Goal =
Out of all the lines below, count those with the word "title". Give the number only.

Supplied data =
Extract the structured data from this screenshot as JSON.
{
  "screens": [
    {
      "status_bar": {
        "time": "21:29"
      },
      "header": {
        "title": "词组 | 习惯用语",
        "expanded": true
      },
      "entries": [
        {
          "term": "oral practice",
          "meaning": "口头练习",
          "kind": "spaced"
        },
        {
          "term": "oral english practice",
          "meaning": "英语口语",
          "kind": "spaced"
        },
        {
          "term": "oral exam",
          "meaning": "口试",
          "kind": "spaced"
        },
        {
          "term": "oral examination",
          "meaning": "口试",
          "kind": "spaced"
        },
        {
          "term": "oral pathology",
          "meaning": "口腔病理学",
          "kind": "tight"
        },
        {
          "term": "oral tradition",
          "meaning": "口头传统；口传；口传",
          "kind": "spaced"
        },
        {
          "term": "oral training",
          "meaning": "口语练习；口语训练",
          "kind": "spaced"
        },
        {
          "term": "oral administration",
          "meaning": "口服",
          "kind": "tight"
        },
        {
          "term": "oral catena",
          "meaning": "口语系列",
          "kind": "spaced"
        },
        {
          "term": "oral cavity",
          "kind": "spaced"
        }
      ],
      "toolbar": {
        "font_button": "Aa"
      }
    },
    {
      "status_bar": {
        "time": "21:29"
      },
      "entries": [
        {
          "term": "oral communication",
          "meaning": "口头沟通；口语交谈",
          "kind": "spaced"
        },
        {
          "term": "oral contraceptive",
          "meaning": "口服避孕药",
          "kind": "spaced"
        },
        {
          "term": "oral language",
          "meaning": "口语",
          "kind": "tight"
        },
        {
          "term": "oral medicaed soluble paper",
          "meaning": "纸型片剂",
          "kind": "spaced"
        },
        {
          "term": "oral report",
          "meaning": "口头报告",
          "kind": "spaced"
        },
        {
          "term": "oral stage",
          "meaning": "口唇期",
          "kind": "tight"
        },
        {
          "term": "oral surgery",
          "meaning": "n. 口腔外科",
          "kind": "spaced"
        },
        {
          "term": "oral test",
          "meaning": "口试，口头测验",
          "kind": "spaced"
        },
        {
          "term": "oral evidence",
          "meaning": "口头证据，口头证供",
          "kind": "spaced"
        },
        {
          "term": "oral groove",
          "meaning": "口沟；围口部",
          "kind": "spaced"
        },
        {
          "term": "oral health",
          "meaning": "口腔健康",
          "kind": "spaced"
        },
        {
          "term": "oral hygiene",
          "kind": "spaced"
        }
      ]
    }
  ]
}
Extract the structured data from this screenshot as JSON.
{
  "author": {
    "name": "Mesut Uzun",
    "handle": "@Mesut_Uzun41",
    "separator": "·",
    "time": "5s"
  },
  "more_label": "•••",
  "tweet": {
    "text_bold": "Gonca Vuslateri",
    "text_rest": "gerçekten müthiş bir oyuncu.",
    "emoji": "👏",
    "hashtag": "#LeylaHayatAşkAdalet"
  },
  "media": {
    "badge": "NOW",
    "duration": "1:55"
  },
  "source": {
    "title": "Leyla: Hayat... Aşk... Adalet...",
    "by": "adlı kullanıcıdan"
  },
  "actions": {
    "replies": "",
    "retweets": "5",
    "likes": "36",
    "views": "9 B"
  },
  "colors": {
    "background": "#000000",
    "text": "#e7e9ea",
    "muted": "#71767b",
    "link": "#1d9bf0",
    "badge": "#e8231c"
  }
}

Exercise response =
2